--- Available records ---
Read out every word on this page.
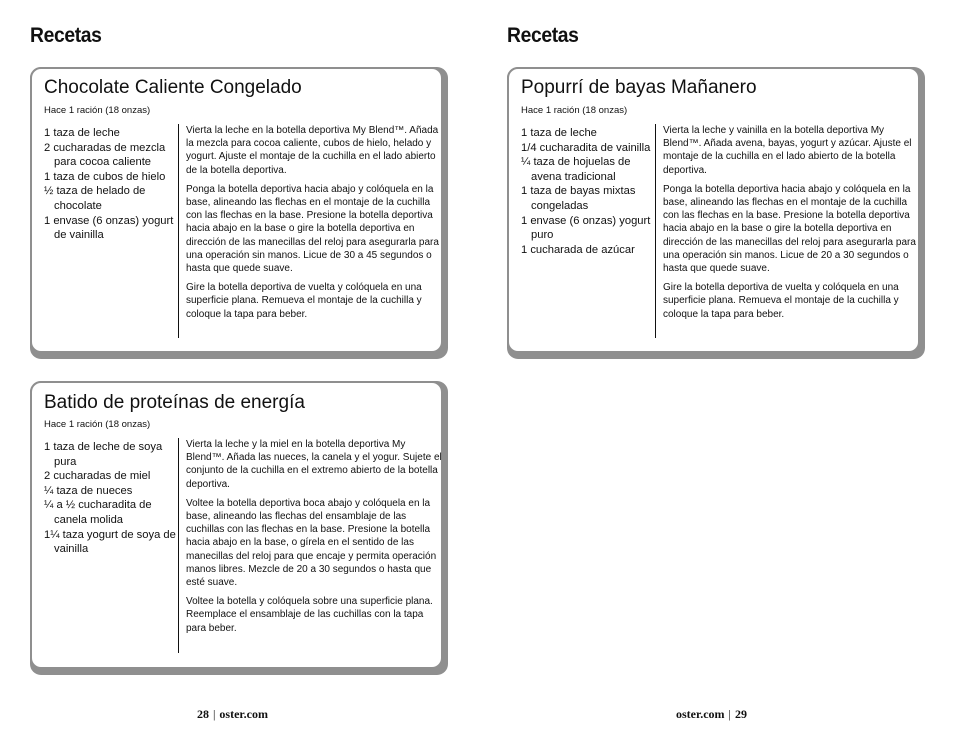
Recetas	Recetas
Chocolate Caliente Congelado
Hace 1 ración (18 onzas)
1 taza de leche
2 cucharadas de mezcla para cocoa caliente
1 taza de cubos de hielo
½ taza de helado de chocolate
1 envase (6 onzas) yogurt de vainilla

Vierta la leche en la botella deportiva My Blend™. Añada la mezcla para cocoa caliente, cubos de hielo, helado y yogurt. Ajuste el montaje de la cuchilla en el lado abierto de la botella deportiva.

Ponga la botella deportiva hacia abajo y colóquela en la base, alineando las flechas en el montaje de la cuchilla con las flechas en la base. Presione la botella deportiva hacia abajo en la base o gire la botella deportiva en dirección de las manecillas del reloj para asegurarla para una operación sin manos. Licue de 30 a 45 segundos o hasta que quede suave.

Gire la botella deportiva de vuelta y colóquela en una superficie plana. Remueva el montaje de la cuchilla y coloque la tapa para beber.

Popurrí de bayas Mañanero
Hace 1 ración (18 onzas)
1 taza de leche
1/4 cucharadita de vainilla
¼ taza de hojuelas de avena tradicional
1 taza de bayas mixtas congeladas
1 envase (6 onzas) yogurt puro
1 cucharada de azúcar

Vierta la leche y vainilla en la botella deportiva My Blend™. Añada avena, bayas, yogurt y azúcar. Ajuste el montaje de la cuchilla en el lado abierto de la botella deportiva.

Ponga la botella deportiva hacia abajo y colóquela en la base, alineando las flechas en el montaje de la cuchilla con las flechas en la base. Presione la botella deportiva hacia abajo en la base o gire la botella deportiva en dirección de las manecillas del reloj para asegurarla para una operación sin manos. Licue de 20 a 30 segundos o hasta que quede suave.

Gire la botella deportiva de vuelta y colóquela en una superficie plana. Remueva el montaje de la cuchilla y coloque la tapa para beber.

Batido de proteínas de energía
Hace 1 ración (18 onzas)
1 taza de leche de soya pura
2 cucharadas de miel
¼ taza de nueces
¼ a ½ cucharadita de canela molida
1¼ taza yogurt de soya de vainilla

Vierta la leche y la miel en la botella deportiva My Blend™. Añada las nueces, la canela y el yogur. Sujete el conjunto de la cuchilla en el extremo abierto de la botella deportiva.

Voltee la botella deportiva boca abajo y colóquela en la base, alineando las flechas del ensamblaje de las cuchillas con las flechas en la base. Presione la botella hacia abajo en la base, o gírela en el sentido de las manecillas del reloj para que encaje y permita operación manos libres. Mezcle de 20 a 30 segundos o hasta que esté suave.

Voltee la botella y colóquela sobre una superficie plana. Reemplace el ensamblaje de las cuchillas con la tapa para beber.

28 | oster.com	oster.com | 29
---
Task to carry out:
Working from the material above, transcribe it exactly while omitting pictures.

Written response:
Read out every word on this page.
Recetas	Recetas
Chocolate Caliente Congelado
Hace 1 ración (18 onzas)
1 taza de leche
2 cucharadas de mezcla para cocoa caliente
1 taza de cubos de hielo
½ taza de helado de chocolate
1 envase (6 onzas) yogurt de vainilla

Vierta la leche en la botella deportiva My Blend™. Añada la mezcla para cocoa caliente, cubos de hielo, helado y yogurt. Ajuste el montaje de la cuchilla en el lado abierto de la botella deportiva.

Ponga la botella deportiva hacia abajo y colóquela en la base, alineando las flechas en el montaje de la cuchilla con las flechas en la base. Presione la botella deportiva hacia abajo en la base o gire la botella deportiva en dirección de las manecillas del reloj para asegurarla para una operación sin manos. Licue de 30 a 45 segundos o hasta que quede suave.

Gire la botella deportiva de vuelta y colóquela en una superficie plana. Remueva el montaje de la cuchilla y coloque la tapa para beber.

Popurrí de bayas Mañanero
Hace 1 ración (18 onzas)
1 taza de leche
1/4 cucharadita de vainilla
¼ taza de hojuelas de avena tradicional
1 taza de bayas mixtas congeladas
1 envase (6 onzas) yogurt puro
1 cucharada de azúcar

Vierta la leche y vainilla en la botella deportiva My Blend™. Añada avena, bayas, yogurt y azúcar. Ajuste el montaje de la cuchilla en el lado abierto de la botella deportiva.

Ponga la botella deportiva hacia abajo y colóquela en la base, alineando las flechas en el montaje de la cuchilla con las flechas en la base. Presione la botella deportiva hacia abajo en la base o gire la botella deportiva en dirección de las manecillas del reloj para asegurarla para una operación sin manos. Licue de 20 a 30 segundos o hasta que quede suave.

Gire la botella deportiva de vuelta y colóquela en una superficie plana. Remueva el montaje de la cuchilla y coloque la tapa para beber.

Batido de proteínas de energía
Hace 1 ración (18 onzas)
1 taza de leche de soya pura
2 cucharadas de miel
¼ taza de nueces
¼ a ½ cucharadita de canela molida
1¼ taza yogurt de soya de vainilla

Vierta la leche y la miel en la botella deportiva My Blend™. Añada las nueces, la canela y el yogur. Sujete el conjunto de la cuchilla en el extremo abierto de la botella deportiva.

Voltee la botella deportiva boca abajo y colóquela en la base, alineando las flechas del ensamblaje de las cuchillas con las flechas en la base. Presione la botella hacia abajo en la base, o gírela en el sentido de las manecillas del reloj para que encaje y permita operación manos libres. Mezcle de 20 a 30 segundos o hasta que esté suave.

Voltee la botella y colóquela sobre una superficie plana. Reemplace el ensamblaje de las cuchillas con la tapa para beber.

28 | oster.com	oster.com | 29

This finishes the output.